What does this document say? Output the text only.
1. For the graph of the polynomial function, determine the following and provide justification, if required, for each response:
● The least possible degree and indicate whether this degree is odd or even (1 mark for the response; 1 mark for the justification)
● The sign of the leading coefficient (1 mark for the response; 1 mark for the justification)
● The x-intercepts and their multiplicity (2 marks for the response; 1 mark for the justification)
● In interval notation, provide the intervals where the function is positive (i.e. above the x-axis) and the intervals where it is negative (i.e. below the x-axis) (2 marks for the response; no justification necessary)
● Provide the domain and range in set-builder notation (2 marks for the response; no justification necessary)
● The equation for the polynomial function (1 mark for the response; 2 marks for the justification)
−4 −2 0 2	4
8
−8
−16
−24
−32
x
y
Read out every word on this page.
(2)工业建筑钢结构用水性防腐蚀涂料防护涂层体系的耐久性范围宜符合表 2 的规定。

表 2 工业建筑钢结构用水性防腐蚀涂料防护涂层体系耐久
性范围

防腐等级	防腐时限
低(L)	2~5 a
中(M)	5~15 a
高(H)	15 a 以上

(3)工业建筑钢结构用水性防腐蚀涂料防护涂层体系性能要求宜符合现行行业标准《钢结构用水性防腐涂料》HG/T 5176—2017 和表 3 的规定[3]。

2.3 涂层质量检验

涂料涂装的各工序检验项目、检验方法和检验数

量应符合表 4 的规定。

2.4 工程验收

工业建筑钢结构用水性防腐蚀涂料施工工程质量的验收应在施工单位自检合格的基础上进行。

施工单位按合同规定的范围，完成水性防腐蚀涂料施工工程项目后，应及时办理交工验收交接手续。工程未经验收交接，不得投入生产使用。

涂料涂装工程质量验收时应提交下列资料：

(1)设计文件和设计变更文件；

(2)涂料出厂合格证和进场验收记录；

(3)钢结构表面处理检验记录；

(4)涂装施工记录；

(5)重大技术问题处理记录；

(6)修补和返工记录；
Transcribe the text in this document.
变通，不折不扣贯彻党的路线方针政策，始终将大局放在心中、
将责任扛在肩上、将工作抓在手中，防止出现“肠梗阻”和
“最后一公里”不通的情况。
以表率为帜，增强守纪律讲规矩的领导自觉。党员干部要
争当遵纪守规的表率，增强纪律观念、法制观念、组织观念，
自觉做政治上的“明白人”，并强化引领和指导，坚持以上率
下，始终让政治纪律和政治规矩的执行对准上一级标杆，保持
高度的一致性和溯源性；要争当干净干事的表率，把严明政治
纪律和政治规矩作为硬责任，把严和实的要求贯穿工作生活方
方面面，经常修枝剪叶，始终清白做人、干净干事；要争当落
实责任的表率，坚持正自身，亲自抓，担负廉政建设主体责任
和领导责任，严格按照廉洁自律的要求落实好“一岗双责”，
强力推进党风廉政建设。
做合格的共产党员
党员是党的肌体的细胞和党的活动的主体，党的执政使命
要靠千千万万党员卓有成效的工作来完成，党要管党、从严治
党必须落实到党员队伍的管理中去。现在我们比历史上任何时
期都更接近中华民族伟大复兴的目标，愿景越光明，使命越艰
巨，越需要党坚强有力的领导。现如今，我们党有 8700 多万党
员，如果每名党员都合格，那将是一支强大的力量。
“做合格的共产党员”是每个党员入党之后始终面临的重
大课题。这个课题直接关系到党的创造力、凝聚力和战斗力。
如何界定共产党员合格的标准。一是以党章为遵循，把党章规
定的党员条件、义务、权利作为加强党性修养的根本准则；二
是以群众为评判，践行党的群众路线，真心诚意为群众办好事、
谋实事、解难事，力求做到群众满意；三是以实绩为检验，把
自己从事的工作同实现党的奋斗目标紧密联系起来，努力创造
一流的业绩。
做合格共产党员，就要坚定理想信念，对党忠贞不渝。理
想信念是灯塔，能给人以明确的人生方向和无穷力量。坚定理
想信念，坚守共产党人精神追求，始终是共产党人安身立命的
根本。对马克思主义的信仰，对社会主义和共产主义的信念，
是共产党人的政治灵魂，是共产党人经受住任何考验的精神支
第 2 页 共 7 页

════════

## Goal
Lines containing the string "polynomial" are to be selected and copied.

## Answer to this task
1. For the graph of the polynomial function, determine the following and provide justification, if required, for each response:
● The equation for the polynomial function (1 mark for the response; 2 marks for the justification)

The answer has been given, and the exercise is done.